### EXERCISE MATERIAL

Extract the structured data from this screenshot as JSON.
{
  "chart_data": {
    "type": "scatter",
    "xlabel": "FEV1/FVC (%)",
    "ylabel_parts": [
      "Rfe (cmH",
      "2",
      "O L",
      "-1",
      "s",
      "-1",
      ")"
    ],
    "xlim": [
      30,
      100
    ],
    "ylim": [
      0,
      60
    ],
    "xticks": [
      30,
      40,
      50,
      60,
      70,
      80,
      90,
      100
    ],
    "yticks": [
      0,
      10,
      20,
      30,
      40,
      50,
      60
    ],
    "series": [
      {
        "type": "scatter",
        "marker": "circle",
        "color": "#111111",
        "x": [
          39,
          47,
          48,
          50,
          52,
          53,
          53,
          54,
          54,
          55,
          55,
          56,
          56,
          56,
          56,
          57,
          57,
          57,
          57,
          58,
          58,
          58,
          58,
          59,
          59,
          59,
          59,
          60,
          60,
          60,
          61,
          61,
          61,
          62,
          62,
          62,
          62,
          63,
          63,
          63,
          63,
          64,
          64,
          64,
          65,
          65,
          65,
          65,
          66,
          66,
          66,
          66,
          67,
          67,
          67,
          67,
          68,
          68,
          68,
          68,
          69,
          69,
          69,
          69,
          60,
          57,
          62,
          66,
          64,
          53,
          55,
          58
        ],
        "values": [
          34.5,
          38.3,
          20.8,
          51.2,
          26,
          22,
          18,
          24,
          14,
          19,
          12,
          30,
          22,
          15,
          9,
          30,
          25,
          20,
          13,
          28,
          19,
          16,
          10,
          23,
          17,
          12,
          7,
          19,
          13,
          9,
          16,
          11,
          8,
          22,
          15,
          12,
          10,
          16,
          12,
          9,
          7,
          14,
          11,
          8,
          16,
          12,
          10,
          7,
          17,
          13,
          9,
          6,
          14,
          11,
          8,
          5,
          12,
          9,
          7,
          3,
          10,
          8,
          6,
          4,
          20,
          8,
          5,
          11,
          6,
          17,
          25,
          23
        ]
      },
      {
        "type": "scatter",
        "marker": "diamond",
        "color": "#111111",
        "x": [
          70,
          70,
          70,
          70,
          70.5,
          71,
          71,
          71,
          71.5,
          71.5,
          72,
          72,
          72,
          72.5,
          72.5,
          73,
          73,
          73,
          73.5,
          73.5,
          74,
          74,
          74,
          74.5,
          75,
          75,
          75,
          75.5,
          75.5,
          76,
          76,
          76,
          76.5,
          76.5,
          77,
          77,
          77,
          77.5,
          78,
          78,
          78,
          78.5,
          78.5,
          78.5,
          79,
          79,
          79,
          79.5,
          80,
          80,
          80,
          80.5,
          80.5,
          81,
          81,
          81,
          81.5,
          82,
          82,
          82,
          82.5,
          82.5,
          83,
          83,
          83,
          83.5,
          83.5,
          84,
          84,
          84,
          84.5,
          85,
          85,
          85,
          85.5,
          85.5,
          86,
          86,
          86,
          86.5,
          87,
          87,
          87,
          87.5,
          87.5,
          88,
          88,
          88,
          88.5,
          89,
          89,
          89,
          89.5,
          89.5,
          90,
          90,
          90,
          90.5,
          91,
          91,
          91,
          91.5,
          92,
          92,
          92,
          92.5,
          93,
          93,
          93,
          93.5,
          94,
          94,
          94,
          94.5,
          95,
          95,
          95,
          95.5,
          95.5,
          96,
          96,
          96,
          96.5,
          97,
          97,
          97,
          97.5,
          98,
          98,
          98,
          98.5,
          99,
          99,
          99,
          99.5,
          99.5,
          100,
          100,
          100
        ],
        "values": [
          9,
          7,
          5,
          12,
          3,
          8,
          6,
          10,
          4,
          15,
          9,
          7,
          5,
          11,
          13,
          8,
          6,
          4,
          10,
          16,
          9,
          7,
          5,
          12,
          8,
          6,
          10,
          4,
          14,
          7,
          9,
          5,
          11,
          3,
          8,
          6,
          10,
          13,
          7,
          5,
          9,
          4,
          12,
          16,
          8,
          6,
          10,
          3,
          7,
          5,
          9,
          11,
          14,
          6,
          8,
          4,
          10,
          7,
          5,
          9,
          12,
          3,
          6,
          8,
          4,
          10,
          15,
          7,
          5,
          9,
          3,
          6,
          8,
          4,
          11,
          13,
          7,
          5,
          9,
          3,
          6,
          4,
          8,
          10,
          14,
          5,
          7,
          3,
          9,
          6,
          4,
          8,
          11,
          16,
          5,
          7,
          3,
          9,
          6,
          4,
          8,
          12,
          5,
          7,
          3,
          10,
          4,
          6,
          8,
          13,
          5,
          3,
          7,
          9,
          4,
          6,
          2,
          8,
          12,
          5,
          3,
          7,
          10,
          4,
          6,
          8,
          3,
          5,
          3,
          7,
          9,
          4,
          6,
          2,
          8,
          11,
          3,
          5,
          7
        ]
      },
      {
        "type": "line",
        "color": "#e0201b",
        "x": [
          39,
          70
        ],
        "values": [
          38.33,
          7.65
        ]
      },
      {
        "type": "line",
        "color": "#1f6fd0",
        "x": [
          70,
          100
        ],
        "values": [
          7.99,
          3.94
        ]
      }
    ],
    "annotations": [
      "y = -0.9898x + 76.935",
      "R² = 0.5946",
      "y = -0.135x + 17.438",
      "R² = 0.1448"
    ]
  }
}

######

Retype each record exactly, leaving nothing out.

Extract the structured data from this screenshot as JSON.
{
  "chart_data": {
    "type": "scatter",
    "xlabel": "FEV1/FVC (%)",
    "ylabel_parts": [
      "Rfe (cmH",
      "2",
      "O L",
      "-1",
      "s",
      "-1",
      ")"
    ],
    "xlim": [
      30,
      100
    ],
    "ylim": [
      0,
      60
    ],
    "xticks": [
      30,
      40,
      50,
      60,
      70,
      80,
      90,
      100
    ],
    "yticks": [
      0,
      10,
      20,
      30,
      40,
      50,
      60
    ],
    "series": [
      {
        "type": "scatter",
        "marker": "circle",
        "color": "#111111",
        "x": [
          39,
          47,
          48,
          50,
          52,
          53,
          53,
          54,
          54,
          55,
          55,
          56,
          56,
          56,
          56,
          57,
          57,
          57,
          57,
          58,
          58,
          58,
          58,
          59,
          59,
          59,
          59,
          60,
          60,
          60,
          61,
          61,
          61,
          62,
          62,
          62,
          62,
          63,
          63,
          63,
          63,
          64,
          64,
          64,
          65,
          65,
          65,
          65,
          66,
          66,
          66,
          66,
          67,
          67,
          67,
          67,
          68,
          68,
          68,
          68,
          69,
          69,
          69,
          69,
          60,
          57,
          62,
          66,
          64,
          53,
          55,
          58
        ],
        "values": [
          34.5,
          38.3,
          20.8,
          51.2,
          26,
          22,
          18,
          24,
          14,
          19,
          12,
          30,
          22,
          15,
          9,
          30,
          25,
          20,
          13,
          28,
          19,
          16,
          10,
          23,
          17,
          12,
          7,
          19,
          13,
          9,
          16,
          11,
          8,
          22,
          15,
          12,
          10,
          16,
          12,
          9,
          7,
          14,
          11,
          8,
          16,
          12,
          10,
          7,
          17,
          13,
          9,
          6,
          14,
          11,
          8,
          5,
          12,
          9,
          7,
          3,
          10,
          8,
          6,
          4,
          20,
          8,
          5,
          11,
          6,
          17,
          25,
          23
        ]
      },
      {
        "type": "scatter",
        "marker": "diamond",
        "color": "#111111",
        "x": [
          70,
          70,
          70,
          70,
          70.5,
          71,
          71,
          71,
          71.5,
          71.5,
          72,
          72,
          72,
          72.5,
          72.5,
          73,
          73,
          73,
          73.5,
          73.5,
          74,
          74,
          74,
          74.5,
          75,
          75,
          75,
          75.5,
          75.5,
          76,
          76,
          76,
          76.5,
          76.5,
          77,
          77,
          77,
          77.5,
          78,
          78,
          78,
          78.5,
          78.5,
          78.5,
          79,
          79,
          79,
          79.5,
          80,
          80,
          80,
          80.5,
          80.5,
          81,
          81,
          81,
          81.5,
          82,
          82,
          82,
          82.5,
          82.5,
          83,
          83,
          83,
          83.5,
          83.5,
          84,
          84,
          84,
          84.5,
          85,
          85,
          85,
          85.5,
          85.5,
          86,
          86,
          86,
          86.5,
          87,
          87,
          87,
          87.5,
          87.5,
          88,
          88,
          88,
          88.5,
          89,
          89,
          89,
          89.5,
          89.5,
          90,
          90,
          90,
          90.5,
          91,
          91,
          91,
          91.5,
          92,
          92,
          92,
          92.5,
          93,
          93,
          93,
          93.5,
          94,
          94,
          94,
          94.5,
          95,
          95,
          95,
          95.5,
          95.5,
          96,
          96,
          96,
          96.5,
          97,
          97,
          97,
          97.5,
          98,
          98,
          98,
          98.5,
          99,
          99,
          99,
          99.5,
          99.5,
          100,
          100,
          100
        ],
        "values": [
          9,
          7,
          5,
          12,
          3,
          8,
          6,
          10,
          4,
          15,
          9,
          7,
          5,
          11,
          13,
          8,
          6,
          4,
          10,
          16,
          9,
          7,
          5,
          12,
          8,
          6,
          10,
          4,
          14,
          7,
          9,
          5,
          11,
          3,
          8,
          6,
          10,
          13,
          7,
          5,
          9,
          4,
          12,
          16,
          8,
          6,
          10,
          3,
          7,
          5,
          9,
          11,
          14,
          6,
          8,
          4,
          10,
          7,
          5,
          9,
          12,
          3,
          6,
          8,
          4,
          10,
          15,
          7,
          5,
          9,
          3,
          6,
          8,
          4,
          11,
          13,
          7,
          5,
          9,
          3,
          6,
          4,
          8,
          10,
          14,
          5,
          7,
          3,
          9,
          6,
          4,
          8,
          11,
          16,
          5,
          7,
          3,
          9,
          6,
          4,
          8,
          12,
          5,
          7,
          3,
          10,
          4,
          6,
          8,
          13,
          5,
          3,
          7,
          9,
          4,
          6,
          2,
          8,
          12,
          5,
          3,
          7,
          10,
          4,
          6,
          8,
          3,
          5,
          3,
          7,
          9,
          4,
          6,
          2,
          8,
          11,
          3,
          5,
          7
        ]
      },
      {
        "type": "line",
        "color": "#e0201b",
        "x": [
          39,
          70
        ],
        "values": [
          38.33,
          7.65
        ]
      },
      {
        "type": "line",
        "color": "#1f6fd0",
        "x": [
          70,
          100
        ],
        "values": [
          7.99,
          3.94
        ]
      }
    ],
    "annotations": [
      "y = -0.9898x + 76.935",
      "R² = 0.5946",
      "y = -0.135x + 17.438",
      "R² = 0.1448"
    ]
  }
}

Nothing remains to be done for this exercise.